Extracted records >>
......
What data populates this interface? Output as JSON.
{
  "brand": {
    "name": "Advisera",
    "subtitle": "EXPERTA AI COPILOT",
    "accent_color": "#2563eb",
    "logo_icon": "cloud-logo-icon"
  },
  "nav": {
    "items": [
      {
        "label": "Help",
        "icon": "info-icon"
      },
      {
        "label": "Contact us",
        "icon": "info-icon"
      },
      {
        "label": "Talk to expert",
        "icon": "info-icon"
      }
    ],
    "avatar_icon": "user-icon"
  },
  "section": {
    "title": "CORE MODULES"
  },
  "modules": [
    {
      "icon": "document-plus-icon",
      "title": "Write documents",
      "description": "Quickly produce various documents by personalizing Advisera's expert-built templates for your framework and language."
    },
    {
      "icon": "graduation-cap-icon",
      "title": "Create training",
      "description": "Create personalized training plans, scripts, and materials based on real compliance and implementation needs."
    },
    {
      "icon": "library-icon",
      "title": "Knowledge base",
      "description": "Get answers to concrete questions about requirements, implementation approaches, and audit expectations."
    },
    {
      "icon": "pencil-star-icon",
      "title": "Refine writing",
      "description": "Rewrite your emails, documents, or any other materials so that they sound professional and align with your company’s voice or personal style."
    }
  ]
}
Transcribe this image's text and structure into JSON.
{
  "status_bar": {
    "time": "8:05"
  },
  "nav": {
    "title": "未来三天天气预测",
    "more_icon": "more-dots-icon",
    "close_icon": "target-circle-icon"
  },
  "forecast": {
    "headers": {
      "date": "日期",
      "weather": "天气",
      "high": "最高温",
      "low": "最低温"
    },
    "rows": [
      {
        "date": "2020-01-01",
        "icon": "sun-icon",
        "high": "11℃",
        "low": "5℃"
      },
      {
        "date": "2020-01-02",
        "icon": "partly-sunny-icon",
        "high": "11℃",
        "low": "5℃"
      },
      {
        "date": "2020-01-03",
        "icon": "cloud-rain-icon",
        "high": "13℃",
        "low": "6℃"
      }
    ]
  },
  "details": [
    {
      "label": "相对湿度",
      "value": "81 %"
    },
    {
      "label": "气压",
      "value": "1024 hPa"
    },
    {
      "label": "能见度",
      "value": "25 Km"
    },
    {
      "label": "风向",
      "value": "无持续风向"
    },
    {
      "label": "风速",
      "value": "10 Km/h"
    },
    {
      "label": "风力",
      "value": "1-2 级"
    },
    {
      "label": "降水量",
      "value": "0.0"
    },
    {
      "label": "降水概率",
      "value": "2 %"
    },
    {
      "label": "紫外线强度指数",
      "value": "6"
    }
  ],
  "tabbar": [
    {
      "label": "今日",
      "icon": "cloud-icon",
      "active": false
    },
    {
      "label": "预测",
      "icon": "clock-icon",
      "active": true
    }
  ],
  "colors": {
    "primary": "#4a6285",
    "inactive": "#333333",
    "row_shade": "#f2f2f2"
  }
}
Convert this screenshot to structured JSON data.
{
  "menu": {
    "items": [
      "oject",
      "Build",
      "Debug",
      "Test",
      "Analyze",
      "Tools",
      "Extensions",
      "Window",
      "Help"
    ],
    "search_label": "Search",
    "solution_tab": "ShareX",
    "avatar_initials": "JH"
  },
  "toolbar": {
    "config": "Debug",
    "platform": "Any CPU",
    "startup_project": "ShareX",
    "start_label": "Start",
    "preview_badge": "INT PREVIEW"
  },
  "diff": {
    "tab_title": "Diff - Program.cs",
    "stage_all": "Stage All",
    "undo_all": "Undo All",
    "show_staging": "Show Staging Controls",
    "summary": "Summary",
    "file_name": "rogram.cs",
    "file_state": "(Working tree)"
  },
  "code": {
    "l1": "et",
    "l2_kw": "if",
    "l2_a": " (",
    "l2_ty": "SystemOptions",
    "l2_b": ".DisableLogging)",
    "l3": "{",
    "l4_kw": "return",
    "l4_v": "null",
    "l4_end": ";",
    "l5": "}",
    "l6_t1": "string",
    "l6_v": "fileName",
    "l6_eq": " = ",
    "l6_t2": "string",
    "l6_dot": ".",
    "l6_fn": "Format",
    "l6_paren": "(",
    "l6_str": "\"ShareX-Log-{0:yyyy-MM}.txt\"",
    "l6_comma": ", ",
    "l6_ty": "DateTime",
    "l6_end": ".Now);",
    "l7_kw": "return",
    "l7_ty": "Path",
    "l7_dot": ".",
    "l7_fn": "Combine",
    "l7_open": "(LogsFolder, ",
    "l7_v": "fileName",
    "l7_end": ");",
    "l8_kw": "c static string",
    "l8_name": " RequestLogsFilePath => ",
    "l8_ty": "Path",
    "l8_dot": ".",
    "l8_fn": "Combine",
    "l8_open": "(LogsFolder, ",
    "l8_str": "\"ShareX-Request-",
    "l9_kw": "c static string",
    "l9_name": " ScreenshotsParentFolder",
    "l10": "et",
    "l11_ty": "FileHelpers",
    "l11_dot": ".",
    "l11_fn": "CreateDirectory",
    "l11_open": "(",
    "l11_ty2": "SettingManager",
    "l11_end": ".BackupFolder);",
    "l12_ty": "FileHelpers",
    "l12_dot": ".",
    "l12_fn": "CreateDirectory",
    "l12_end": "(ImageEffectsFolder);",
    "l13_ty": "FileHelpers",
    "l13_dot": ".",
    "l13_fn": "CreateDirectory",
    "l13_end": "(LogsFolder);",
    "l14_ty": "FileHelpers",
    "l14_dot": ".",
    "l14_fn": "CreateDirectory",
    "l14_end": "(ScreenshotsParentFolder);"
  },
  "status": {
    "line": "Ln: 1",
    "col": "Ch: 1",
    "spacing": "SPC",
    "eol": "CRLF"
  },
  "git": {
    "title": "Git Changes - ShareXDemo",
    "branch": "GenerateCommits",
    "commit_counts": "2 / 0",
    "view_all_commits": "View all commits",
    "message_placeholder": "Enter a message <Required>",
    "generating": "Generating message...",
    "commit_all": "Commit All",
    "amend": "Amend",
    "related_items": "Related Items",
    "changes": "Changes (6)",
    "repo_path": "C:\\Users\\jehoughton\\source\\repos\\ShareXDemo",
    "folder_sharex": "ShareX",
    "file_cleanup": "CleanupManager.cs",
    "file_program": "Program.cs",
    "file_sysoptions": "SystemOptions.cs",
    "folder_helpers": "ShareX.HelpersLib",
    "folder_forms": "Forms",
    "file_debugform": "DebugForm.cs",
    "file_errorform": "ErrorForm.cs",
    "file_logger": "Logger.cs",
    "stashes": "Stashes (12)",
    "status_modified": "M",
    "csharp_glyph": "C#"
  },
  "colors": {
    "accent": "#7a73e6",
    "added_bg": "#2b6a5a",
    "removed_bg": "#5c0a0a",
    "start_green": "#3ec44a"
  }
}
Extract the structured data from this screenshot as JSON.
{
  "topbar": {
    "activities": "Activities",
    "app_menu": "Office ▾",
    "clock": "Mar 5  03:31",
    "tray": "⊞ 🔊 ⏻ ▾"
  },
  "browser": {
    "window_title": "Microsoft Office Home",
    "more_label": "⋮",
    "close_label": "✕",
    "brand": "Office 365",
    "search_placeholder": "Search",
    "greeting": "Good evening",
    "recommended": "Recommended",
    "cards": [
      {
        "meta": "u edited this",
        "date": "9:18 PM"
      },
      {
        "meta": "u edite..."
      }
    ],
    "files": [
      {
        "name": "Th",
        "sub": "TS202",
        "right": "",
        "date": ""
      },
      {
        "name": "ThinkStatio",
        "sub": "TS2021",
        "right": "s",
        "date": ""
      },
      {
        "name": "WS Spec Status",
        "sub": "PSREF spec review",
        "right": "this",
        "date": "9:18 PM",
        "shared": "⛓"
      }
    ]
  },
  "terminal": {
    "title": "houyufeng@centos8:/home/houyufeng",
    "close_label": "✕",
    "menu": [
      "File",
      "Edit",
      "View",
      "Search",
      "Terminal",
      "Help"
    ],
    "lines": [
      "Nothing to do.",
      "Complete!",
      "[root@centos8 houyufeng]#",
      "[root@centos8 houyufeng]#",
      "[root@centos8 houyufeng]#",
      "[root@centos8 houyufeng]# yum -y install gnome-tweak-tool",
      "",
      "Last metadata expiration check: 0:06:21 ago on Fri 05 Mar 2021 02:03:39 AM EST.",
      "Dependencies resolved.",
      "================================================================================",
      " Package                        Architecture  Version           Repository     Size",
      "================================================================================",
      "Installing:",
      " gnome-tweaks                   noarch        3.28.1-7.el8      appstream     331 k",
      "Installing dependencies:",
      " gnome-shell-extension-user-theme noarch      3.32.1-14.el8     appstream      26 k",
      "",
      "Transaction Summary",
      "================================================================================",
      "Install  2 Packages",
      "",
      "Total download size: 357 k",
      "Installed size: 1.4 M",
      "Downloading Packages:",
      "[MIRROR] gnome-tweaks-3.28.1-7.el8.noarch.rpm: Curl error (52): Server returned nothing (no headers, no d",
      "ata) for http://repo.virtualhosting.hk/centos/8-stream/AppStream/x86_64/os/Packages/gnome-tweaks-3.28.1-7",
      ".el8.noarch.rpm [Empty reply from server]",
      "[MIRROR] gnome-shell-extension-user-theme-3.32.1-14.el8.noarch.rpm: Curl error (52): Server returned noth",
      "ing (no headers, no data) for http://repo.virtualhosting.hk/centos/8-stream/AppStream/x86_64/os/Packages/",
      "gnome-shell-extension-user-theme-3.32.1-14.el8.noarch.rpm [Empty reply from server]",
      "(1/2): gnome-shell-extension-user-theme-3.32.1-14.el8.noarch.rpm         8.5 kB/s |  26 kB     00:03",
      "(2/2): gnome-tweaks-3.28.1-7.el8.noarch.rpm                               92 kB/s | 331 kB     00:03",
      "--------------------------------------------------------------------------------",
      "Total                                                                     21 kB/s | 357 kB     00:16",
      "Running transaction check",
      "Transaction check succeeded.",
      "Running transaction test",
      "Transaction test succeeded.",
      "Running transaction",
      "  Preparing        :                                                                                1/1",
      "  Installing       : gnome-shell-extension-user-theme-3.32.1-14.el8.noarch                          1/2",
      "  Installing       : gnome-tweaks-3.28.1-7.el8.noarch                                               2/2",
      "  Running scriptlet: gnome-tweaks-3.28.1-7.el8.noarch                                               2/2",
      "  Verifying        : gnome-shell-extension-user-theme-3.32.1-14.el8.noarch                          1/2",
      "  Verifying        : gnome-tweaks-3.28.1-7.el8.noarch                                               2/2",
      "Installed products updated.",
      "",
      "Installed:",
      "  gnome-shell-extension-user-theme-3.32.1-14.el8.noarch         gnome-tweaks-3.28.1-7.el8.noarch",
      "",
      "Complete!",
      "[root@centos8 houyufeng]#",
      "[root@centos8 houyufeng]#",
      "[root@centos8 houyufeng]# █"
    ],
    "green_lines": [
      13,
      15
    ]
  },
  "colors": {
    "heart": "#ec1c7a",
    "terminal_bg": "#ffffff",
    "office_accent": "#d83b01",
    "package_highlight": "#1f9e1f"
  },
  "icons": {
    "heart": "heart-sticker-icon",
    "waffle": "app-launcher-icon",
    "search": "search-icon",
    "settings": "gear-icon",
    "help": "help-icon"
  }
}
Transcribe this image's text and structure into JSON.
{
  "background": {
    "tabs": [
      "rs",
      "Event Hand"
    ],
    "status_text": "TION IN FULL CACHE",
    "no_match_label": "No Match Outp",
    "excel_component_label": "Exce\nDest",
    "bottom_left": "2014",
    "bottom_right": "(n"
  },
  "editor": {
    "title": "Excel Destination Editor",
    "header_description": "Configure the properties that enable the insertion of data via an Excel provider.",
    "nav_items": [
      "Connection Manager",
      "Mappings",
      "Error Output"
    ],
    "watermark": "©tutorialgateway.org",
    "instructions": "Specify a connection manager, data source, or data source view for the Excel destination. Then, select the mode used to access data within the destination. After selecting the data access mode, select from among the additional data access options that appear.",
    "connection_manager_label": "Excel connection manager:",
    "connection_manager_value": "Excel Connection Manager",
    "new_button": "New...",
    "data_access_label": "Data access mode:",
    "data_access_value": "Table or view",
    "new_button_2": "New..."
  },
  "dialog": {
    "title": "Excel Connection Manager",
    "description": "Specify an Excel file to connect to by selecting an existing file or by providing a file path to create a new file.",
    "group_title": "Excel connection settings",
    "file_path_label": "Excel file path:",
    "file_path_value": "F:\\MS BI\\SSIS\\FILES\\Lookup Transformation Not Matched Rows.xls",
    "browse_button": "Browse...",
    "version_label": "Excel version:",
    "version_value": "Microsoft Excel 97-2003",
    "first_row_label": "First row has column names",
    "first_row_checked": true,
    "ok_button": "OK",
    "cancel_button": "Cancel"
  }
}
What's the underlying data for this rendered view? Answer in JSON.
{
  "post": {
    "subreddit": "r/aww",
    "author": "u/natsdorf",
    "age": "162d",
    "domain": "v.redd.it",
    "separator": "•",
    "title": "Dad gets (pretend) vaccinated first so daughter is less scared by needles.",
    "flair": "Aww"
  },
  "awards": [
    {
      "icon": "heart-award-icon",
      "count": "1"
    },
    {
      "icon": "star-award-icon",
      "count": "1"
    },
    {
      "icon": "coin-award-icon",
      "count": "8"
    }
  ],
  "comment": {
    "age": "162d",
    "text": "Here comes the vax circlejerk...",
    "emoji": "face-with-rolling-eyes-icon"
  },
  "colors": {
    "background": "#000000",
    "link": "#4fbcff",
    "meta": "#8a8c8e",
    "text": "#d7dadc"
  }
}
......
Select the lines that carry the string "FileHelpers" and copy them.

OUTPUT BELOW >>
    "l11_ty": "FileHelpers",
    "l12_ty": "FileHelpers",
    "l13_ty": "FileHelpers",
    "l14_ty": "FileHelpers",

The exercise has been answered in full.